Data items:
>> Begin

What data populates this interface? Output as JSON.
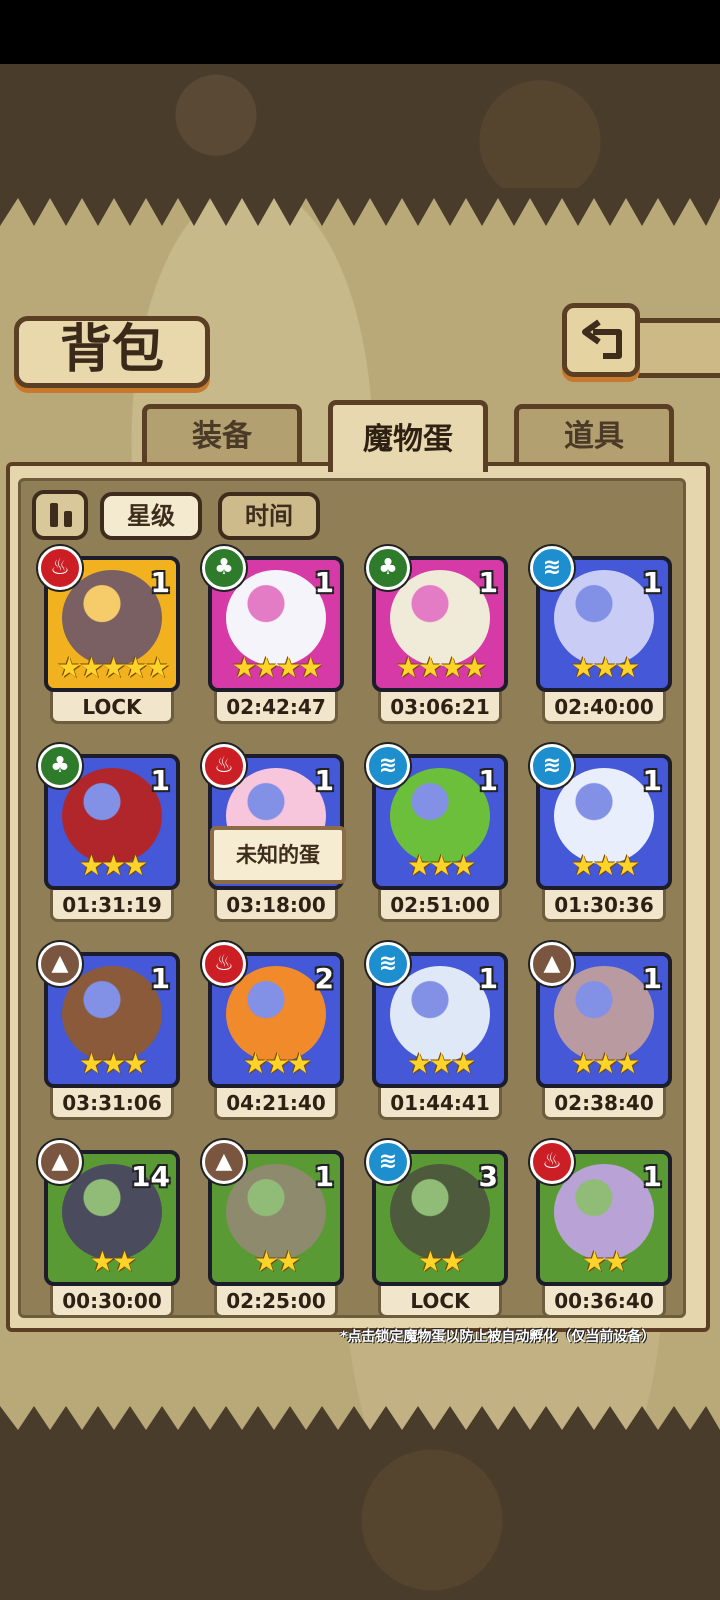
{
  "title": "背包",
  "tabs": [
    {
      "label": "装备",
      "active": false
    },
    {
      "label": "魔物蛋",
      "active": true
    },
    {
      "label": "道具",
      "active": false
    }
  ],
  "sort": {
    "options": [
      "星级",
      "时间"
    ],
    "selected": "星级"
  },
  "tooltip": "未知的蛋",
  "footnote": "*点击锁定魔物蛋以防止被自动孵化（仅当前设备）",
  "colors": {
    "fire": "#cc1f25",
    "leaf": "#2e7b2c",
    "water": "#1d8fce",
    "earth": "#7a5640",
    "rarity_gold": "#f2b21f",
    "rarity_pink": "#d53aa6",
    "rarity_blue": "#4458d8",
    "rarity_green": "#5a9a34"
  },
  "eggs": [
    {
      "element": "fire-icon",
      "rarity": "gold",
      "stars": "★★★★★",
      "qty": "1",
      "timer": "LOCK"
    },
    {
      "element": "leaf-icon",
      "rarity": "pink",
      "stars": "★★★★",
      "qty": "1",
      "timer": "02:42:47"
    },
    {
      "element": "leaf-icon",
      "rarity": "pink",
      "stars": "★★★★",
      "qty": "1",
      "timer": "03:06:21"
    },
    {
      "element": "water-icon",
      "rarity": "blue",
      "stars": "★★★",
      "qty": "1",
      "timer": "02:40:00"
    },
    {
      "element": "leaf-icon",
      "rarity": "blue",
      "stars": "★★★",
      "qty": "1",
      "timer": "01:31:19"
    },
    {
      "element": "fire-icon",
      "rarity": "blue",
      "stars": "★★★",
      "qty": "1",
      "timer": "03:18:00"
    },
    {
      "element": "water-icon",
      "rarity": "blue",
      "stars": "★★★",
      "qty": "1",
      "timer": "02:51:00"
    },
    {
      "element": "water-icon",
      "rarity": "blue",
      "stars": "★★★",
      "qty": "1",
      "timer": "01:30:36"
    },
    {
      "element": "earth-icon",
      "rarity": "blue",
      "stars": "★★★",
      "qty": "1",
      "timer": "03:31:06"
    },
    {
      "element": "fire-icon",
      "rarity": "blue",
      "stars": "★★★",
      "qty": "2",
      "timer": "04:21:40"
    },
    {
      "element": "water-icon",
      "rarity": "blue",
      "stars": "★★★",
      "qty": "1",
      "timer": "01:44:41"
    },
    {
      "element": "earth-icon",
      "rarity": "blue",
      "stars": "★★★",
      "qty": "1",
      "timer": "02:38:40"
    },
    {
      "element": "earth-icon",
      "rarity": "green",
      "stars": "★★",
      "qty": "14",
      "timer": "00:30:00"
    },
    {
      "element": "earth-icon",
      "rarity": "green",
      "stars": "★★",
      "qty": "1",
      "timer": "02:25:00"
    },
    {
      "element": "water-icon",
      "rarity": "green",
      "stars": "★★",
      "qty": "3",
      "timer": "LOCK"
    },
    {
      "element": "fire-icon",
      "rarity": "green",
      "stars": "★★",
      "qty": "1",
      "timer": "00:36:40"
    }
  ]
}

>> End

**Task:** Transcribe all of the material exactly, leaving out whatever pictures it contains.

**Response to this task:**
What data populates this interface? Output as JSON.
{
  "title": "背包",
  "tabs": [
    {
      "label": "装备",
      "active": false
    },
    {
      "label": "魔物蛋",
      "active": true
    },
    {
      "label": "道具",
      "active": false
    }
  ],
  "sort": {
    "options": [
      "星级",
      "时间"
    ],
    "selected": "星级"
  },
  "tooltip": "未知的蛋",
  "footnote": "*点击锁定魔物蛋以防止被自动孵化（仅当前设备）",
  "colors": {
    "fire": "#cc1f25",
    "leaf": "#2e7b2c",
    "water": "#1d8fce",
    "earth": "#7a5640",
    "rarity_gold": "#f2b21f",
    "rarity_pink": "#d53aa6",
    "rarity_blue": "#4458d8",
    "rarity_green": "#5a9a34"
  },
  "eggs": [
    {
      "element": "fire-icon",
      "rarity": "gold",
      "stars": "★★★★★",
      "qty": "1",
      "timer": "LOCK"
    },
    {
      "element": "leaf-icon",
      "rarity": "pink",
      "stars": "★★★★",
      "qty": "1",
      "timer": "02:42:47"
    },
    {
      "element": "leaf-icon",
      "rarity": "pink",
      "stars": "★★★★",
      "qty": "1",
      "timer": "03:06:21"
    },
    {
      "element": "water-icon",
      "rarity": "blue",
      "stars": "★★★",
      "qty": "1",
      "timer": "02:40:00"
    },
    {
      "element": "leaf-icon",
      "rarity": "blue",
      "stars": "★★★",
      "qty": "1",
      "timer": "01:31:19"
    },
    {
      "element": "fire-icon",
      "rarity": "blue",
      "stars": "★★★",
      "qty": "1",
      "timer": "03:18:00"
    },
    {
      "element": "water-icon",
      "rarity": "blue",
      "stars": "★★★",
      "qty": "1",
      "timer": "02:51:00"
    },
    {
      "element": "water-icon",
      "rarity": "blue",
      "stars": "★★★",
      "qty": "1",
      "timer": "01:30:36"
    },
    {
      "element": "earth-icon",
      "rarity": "blue",
      "stars": "★★★",
      "qty": "1",
      "timer": "03:31:06"
    },
    {
      "element": "fire-icon",
      "rarity": "blue",
      "stars": "★★★",
      "qty": "2",
      "timer": "04:21:40"
    },
    {
      "element": "water-icon",
      "rarity": "blue",
      "stars": "★★★",
      "qty": "1",
      "timer": "01:44:41"
    },
    {
      "element": "earth-icon",
      "rarity": "blue",
      "stars": "★★★",
      "qty": "1",
      "timer": "02:38:40"
    },
    {
      "element": "earth-icon",
      "rarity": "green",
      "stars": "★★",
      "qty": "14",
      "timer": "00:30:00"
    },
    {
      "element": "earth-icon",
      "rarity": "green",
      "stars": "★★",
      "qty": "1",
      "timer": "02:25:00"
    },
    {
      "element": "water-icon",
      "rarity": "green",
      "stars": "★★",
      "qty": "3",
      "timer": "LOCK"
    },
    {
      "element": "fire-icon",
      "rarity": "green",
      "stars": "★★",
      "qty": "1",
      "timer": "00:36:40"
    }
  ]
}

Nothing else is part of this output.